__YOUR GOAL__. Scan the lines below for the string "sunlight" and copy every one that has it.

Data excerpts
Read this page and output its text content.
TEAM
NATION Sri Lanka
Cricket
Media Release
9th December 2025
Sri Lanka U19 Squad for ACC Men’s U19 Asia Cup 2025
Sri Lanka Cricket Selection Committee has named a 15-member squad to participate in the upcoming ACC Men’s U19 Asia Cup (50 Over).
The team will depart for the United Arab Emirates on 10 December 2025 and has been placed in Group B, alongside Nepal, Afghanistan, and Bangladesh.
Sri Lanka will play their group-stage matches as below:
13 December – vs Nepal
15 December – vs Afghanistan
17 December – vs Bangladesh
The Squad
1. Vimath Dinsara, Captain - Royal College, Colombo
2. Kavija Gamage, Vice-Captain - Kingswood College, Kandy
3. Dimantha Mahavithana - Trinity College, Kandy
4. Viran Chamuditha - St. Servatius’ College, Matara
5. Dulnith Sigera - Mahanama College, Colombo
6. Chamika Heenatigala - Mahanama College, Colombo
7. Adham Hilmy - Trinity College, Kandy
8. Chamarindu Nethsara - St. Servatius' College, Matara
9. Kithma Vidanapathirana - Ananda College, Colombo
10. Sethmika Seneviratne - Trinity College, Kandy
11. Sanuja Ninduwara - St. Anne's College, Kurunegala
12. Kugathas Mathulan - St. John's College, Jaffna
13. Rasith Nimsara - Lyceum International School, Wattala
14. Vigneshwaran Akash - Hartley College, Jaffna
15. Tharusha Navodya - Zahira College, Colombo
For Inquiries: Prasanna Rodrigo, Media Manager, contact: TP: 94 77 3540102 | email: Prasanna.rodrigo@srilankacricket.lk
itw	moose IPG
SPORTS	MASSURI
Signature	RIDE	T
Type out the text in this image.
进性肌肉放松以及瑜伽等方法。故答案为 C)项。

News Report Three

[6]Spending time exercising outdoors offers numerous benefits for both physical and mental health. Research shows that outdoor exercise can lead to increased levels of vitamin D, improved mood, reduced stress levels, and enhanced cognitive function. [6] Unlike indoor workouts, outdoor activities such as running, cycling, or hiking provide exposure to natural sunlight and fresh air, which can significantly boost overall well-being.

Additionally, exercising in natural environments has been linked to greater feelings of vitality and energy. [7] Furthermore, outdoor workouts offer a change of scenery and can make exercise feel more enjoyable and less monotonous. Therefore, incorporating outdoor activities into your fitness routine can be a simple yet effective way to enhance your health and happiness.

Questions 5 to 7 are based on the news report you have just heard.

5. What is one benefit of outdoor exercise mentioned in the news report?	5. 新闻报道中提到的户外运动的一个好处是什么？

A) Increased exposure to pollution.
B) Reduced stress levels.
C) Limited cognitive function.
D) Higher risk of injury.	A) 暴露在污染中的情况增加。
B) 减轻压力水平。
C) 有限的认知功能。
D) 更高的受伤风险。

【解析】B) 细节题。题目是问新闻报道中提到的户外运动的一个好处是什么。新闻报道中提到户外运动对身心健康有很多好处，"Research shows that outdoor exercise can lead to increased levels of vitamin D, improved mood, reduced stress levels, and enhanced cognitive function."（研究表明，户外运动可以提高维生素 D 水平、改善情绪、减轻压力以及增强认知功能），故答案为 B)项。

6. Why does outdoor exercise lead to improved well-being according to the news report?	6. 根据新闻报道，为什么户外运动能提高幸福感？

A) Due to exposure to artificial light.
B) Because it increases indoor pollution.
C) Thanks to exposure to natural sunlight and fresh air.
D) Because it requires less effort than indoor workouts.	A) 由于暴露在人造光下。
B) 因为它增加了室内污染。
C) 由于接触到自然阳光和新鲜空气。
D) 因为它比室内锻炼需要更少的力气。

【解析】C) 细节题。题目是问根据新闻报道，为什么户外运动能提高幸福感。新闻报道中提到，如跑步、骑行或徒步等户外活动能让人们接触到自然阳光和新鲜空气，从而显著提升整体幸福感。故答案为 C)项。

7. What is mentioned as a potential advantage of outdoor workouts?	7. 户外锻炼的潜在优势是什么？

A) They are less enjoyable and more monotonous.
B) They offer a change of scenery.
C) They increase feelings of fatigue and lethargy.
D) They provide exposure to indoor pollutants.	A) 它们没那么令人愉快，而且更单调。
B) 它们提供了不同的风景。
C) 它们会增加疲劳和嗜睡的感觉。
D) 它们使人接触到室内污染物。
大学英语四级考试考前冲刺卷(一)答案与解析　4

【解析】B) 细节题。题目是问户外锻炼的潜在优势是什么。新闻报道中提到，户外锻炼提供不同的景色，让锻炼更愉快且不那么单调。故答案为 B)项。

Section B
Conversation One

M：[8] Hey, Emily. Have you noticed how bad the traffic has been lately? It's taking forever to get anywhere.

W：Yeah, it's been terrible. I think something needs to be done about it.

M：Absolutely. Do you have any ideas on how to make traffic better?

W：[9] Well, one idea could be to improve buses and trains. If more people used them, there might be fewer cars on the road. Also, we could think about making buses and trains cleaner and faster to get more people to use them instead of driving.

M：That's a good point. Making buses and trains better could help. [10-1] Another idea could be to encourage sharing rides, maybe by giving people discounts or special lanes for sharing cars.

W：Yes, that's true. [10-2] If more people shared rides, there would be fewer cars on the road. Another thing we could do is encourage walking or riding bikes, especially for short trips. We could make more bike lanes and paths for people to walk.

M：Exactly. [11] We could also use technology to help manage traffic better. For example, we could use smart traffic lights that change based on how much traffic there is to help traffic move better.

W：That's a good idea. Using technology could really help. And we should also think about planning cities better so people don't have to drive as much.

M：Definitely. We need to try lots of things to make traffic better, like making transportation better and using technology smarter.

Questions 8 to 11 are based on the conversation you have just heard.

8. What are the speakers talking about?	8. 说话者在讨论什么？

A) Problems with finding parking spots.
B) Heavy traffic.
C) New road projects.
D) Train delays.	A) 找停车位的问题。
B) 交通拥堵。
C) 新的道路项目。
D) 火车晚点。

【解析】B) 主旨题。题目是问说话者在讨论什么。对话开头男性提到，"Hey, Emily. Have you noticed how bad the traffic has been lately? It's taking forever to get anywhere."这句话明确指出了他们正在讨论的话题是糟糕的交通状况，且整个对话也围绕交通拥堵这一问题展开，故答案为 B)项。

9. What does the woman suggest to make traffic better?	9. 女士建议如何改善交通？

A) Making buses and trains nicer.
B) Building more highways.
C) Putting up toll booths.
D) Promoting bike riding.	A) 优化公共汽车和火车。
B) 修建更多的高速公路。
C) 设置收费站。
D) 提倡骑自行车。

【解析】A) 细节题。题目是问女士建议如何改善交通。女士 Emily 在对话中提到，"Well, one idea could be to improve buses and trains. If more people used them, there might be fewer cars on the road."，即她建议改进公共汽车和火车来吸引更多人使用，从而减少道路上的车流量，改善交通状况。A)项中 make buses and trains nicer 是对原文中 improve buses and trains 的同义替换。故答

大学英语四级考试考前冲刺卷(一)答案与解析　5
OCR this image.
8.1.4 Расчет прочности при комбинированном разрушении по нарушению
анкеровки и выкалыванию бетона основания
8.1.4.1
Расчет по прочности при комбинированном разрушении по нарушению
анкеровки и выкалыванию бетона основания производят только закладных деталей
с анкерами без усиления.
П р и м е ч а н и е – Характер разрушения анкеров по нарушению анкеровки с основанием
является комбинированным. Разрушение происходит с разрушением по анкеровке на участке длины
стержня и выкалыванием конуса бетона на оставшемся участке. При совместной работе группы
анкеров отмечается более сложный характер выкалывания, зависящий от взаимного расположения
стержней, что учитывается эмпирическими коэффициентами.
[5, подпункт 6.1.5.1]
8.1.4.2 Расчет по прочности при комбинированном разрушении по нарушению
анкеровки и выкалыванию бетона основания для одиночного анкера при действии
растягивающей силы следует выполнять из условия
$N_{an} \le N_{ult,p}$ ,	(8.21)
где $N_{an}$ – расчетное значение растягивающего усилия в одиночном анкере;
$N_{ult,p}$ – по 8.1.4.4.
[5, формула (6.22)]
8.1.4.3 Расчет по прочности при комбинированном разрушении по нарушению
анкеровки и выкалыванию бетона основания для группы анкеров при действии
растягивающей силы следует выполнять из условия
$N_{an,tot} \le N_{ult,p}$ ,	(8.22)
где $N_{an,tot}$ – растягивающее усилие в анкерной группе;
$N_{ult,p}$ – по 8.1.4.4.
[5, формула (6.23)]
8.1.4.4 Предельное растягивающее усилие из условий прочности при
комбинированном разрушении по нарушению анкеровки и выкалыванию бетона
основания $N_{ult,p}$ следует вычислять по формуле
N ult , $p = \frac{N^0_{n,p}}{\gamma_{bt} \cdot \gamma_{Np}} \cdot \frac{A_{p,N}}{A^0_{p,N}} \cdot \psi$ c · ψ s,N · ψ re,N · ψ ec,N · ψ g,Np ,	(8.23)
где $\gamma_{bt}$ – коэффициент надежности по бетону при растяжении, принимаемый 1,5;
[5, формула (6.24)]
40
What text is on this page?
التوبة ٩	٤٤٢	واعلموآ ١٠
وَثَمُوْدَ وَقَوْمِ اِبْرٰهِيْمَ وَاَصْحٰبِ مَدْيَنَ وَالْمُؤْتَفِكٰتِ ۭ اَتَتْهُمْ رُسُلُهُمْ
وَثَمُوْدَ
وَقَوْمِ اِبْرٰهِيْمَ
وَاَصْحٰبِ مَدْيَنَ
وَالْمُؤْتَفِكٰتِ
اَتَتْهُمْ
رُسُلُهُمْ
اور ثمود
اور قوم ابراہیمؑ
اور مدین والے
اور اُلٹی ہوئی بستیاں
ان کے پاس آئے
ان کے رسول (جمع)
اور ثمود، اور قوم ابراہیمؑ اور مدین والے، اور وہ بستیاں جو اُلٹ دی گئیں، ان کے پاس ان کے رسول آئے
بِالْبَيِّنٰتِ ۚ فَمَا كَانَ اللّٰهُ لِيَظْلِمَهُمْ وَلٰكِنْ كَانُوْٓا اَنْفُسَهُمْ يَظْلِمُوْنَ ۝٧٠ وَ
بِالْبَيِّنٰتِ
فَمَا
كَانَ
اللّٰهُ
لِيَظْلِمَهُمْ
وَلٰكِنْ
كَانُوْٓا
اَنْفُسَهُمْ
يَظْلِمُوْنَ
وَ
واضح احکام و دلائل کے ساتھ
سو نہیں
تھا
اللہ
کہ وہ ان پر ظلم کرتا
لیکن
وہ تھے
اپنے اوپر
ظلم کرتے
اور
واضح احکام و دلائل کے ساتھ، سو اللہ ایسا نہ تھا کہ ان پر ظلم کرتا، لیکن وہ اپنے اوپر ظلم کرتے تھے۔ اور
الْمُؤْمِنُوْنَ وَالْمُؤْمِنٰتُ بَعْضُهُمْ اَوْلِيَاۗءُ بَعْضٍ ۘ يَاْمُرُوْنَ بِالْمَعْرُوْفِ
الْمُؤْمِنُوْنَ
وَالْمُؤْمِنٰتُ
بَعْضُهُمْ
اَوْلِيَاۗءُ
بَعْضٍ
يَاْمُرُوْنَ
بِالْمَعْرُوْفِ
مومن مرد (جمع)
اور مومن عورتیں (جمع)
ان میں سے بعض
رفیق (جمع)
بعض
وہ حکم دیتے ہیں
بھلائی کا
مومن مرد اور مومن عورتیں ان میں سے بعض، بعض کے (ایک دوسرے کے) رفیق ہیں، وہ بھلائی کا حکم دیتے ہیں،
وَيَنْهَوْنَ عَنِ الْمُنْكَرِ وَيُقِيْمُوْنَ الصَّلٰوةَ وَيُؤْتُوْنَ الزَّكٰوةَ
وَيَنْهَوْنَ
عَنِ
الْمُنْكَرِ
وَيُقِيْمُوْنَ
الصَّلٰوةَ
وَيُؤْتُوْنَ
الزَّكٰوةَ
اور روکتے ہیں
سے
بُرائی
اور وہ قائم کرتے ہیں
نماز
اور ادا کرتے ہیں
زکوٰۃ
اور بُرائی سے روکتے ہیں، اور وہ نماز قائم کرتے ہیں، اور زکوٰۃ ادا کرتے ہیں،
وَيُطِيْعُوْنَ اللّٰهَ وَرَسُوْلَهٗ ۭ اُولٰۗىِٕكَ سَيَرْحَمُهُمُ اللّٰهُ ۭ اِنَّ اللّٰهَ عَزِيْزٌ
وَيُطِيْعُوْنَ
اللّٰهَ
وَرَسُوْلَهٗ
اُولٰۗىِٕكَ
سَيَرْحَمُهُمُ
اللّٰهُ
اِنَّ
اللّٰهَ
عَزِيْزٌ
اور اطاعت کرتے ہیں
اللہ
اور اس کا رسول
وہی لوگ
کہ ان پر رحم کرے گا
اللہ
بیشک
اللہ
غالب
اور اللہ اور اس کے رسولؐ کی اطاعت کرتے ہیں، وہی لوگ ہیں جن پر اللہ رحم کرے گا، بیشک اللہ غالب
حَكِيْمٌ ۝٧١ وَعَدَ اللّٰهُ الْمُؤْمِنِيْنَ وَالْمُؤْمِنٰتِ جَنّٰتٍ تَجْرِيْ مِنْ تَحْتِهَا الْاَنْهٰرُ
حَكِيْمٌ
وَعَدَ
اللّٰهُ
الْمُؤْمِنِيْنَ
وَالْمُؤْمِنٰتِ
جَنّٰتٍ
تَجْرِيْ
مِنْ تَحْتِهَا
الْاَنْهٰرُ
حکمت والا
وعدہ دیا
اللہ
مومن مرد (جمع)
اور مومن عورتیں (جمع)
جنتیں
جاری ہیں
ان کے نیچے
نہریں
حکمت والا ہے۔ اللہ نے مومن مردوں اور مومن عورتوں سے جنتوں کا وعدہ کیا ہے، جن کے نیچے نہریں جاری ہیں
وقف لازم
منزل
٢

__THE ANSWER__.
[6]Spending time exercising outdoors offers numerous benefits for both physical and mental health. Research shows that outdoor exercise can lead to increased levels of vitamin D, improved mood, reduced stress levels, and enhanced cognitive function. [6] Unlike indoor workouts, outdoor activities such as running, cycling, or hiking provide exposure to natural sunlight and fresh air, which can significantly boost overall well-being.
C) Thanks to exposure to natural sunlight and fresh air.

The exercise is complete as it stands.